*** Opening Document segment ***

Guenther Wallraff Returns--from WAY DOWN UNDER to BLACK on WHITE
By Kevin Stoda, Germany
About two decades and a half ago, journalist Guenther Wallraff went undercover in his own Western German (BRD) society, i.e disguised as a Turkish guest worker: Levent (Ali) SigirlioÄlu. Ali looked for the many bottom-rung-societal-jobs in Germany which millions of foreigners had undertaken in the Post-WWII Western European miracle years to help empower the West German society to become one of the wealthiest lands in the world.
Wallraff as "Ali" was in Germany working without official papers and visa; therefore, Ali represented an important part of the Turkish-German society and many other foreigners in the 1960s, 1970s, and 1980s, i.e. who were not being welcomed into the German fold despite contributing to its great success.
http://en.wikipedia.org/wiki/G%C3%BCnter_Wallraff
Disguised as Ali, Wallraff took on jobs as laborer in construction firms, on farms, janitorial service, and even as a day laborer in a nuclear power plant. [In the publication of his 2-year adventure as Turk in Germany, LOWEST OF THE LOW, Guenther Walraff later revealed that the Turkish workers at the power plant were not even provided the same amount of protective clothing at the nuclear power plant as were the German employees at the same plant.]
As well as showing how both difficult and easy it was in Germany to find work as a day laborer, Wallraff also demonstrated how difficult it was to find a place to live or rent in Germany, especially if one's skin color was different than the majority of Germans.

*** Closing Document segment ***
*** Opening Information ***

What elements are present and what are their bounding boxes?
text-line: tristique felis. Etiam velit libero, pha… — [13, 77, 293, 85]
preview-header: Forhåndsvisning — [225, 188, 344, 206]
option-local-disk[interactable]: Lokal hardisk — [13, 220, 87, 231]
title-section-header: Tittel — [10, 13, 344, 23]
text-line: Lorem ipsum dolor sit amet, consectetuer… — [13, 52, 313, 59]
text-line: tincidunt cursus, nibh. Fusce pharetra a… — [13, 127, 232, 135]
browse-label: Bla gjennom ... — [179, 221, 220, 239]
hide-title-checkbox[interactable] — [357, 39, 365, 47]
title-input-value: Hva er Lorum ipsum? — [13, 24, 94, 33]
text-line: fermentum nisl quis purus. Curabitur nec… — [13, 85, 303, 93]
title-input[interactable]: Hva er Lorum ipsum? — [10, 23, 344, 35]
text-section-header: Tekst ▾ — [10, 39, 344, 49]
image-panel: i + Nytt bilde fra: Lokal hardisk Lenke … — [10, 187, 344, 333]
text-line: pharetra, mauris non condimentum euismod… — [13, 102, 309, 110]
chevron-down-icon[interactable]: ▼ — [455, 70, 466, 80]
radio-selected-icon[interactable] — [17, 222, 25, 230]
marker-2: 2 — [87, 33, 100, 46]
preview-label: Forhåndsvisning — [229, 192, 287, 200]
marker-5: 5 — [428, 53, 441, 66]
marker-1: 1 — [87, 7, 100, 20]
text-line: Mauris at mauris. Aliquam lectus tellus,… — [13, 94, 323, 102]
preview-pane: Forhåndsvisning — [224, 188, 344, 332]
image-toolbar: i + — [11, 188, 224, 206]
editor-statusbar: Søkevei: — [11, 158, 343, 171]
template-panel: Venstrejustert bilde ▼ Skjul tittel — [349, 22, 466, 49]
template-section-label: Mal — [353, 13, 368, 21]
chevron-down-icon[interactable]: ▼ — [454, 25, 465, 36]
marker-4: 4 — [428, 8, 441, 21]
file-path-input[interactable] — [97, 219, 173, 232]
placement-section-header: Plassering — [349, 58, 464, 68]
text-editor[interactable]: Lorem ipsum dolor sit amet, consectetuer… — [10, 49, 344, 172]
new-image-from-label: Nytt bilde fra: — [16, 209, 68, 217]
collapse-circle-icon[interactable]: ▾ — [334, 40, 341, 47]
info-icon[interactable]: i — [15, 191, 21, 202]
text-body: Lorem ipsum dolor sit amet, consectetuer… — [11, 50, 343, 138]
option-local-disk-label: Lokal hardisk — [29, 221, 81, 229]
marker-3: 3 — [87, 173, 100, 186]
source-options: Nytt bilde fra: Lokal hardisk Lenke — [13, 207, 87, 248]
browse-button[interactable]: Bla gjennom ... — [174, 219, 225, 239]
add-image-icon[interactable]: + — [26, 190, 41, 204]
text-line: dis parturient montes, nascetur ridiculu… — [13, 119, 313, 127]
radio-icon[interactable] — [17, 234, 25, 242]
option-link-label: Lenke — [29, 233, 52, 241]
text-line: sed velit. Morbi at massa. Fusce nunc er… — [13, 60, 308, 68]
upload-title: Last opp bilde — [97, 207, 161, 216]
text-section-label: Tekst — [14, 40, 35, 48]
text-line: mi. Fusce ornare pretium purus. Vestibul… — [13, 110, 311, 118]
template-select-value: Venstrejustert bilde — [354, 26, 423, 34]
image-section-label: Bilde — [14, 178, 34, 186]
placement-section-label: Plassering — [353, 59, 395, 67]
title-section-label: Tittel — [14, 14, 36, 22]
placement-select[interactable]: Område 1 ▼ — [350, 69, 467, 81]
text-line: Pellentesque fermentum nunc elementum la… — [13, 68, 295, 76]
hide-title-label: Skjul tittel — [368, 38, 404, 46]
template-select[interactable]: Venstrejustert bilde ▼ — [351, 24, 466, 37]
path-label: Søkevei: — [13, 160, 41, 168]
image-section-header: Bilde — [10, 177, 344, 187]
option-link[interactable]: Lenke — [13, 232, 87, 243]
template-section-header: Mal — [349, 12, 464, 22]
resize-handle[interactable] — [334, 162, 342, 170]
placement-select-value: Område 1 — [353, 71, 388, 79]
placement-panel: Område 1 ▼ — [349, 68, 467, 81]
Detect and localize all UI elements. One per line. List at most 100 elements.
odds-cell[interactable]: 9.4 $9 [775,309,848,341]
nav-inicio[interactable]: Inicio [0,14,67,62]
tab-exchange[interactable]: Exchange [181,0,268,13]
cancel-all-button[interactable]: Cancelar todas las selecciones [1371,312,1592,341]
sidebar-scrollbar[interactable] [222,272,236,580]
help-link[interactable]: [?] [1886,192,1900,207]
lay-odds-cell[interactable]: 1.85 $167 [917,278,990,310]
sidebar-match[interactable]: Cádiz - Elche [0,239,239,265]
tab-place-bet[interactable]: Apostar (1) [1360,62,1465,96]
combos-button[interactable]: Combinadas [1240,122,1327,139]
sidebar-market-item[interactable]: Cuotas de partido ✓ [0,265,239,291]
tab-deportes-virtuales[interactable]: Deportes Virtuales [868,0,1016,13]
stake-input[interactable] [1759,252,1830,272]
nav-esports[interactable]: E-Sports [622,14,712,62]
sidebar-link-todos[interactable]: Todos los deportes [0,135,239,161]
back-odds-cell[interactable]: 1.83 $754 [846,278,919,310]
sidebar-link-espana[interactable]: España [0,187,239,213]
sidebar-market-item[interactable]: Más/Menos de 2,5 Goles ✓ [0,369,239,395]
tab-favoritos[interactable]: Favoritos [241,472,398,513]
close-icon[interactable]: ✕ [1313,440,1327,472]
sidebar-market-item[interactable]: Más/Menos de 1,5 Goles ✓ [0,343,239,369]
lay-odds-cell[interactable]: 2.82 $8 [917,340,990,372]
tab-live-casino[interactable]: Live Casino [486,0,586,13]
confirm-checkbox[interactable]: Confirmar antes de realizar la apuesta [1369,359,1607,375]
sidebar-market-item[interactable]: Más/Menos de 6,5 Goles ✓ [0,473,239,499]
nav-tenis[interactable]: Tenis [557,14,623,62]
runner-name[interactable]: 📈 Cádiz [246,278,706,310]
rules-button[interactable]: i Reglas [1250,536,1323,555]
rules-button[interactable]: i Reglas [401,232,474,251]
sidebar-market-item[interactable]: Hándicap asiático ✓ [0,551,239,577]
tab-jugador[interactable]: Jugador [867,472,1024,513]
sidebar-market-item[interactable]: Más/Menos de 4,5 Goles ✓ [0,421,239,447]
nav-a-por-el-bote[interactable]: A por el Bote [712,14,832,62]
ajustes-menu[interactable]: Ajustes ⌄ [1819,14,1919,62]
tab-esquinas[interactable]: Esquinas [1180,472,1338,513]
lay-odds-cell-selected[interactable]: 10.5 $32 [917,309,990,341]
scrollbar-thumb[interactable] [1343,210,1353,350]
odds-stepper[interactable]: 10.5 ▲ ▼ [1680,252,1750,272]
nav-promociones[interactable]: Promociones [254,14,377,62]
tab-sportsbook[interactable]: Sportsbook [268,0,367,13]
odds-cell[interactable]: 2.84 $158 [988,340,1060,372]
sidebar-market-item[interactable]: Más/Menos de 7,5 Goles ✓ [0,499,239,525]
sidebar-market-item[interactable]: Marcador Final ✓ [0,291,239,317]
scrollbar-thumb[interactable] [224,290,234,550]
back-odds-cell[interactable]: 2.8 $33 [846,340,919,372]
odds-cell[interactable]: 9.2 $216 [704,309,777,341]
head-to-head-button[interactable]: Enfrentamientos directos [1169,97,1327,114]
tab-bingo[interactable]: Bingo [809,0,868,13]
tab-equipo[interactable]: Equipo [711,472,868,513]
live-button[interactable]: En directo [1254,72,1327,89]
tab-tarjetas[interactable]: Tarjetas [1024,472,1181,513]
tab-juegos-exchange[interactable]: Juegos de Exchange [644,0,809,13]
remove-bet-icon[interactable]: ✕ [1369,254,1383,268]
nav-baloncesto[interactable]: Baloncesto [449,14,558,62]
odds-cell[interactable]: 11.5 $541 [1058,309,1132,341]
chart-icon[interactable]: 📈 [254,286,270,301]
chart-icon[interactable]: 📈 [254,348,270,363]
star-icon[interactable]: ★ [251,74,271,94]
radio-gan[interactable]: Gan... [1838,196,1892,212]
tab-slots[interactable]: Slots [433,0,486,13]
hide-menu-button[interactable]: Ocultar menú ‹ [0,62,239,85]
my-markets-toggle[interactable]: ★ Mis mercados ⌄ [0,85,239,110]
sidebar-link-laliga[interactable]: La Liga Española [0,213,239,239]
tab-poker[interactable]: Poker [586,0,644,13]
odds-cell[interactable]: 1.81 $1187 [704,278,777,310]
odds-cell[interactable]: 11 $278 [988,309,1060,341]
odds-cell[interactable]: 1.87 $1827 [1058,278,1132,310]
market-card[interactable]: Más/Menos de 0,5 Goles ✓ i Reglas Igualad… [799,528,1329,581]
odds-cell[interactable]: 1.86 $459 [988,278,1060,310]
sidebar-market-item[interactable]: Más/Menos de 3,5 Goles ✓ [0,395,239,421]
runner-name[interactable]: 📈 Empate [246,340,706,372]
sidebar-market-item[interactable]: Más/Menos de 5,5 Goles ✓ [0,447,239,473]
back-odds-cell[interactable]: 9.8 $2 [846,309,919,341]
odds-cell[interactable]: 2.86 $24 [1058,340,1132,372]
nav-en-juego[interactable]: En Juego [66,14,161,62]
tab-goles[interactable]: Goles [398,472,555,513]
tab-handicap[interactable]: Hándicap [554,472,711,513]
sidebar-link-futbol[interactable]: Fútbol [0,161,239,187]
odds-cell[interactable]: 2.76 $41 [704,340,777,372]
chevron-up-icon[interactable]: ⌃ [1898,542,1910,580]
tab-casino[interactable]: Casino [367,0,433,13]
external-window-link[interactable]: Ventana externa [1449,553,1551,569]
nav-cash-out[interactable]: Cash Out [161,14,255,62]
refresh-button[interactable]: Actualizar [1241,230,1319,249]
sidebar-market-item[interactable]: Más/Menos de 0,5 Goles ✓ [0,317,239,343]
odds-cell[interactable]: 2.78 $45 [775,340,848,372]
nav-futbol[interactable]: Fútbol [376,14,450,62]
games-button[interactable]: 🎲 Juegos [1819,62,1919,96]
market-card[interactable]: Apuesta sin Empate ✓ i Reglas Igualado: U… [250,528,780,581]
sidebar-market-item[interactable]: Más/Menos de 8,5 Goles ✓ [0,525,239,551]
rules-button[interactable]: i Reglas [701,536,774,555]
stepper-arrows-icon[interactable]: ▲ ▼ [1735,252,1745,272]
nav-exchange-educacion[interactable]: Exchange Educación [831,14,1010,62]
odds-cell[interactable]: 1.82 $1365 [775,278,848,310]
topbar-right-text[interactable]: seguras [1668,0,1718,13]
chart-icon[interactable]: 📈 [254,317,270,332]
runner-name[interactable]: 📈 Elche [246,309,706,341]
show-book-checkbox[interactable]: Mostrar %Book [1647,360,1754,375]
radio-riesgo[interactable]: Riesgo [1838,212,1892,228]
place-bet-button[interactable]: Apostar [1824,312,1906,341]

*** Closing Information ***

### [Assigned task 1]
In the article on Guenther Wallraff, what is the title of the publication about his 2-year adventure as a Turk in Germany?
### [Assigned task 2]
Print the article on Guenther Wallraff from "http://en.wikipedia.org/wiki/G%C3%BCnter_Wallraff" to "majority of Germans.", inclusive.
The records have no connection to the article on Guenther Wallraff.

### [Final answer 1]
LOWEST OF THE LOW

### [Final answer 2]
http://en.wikipedia.org/wiki/G%C3%BCnter_Wallraff
Disguised as Ali, Wallraff took on jobs as laborer in construction firms, on farms, janitorial service, and even as a day laborer in a nuclear power plant. [In the publication of his 2-year adventure as Turk in Germany, LOWEST OF THE LOW, Guenther Walraff later revealed that the Turkish workers at the power plant were not even provided the same amount of protective clothing at the nuclear power plant as were the German employees at the same plant.]
As well as showing how both difficult and easy it was in Germany to find work as a day laborer, Wallraff also demonstrated how difficult it was to find a place to live or rent in Germany, especially if one's skin color was different than the majority of Germans.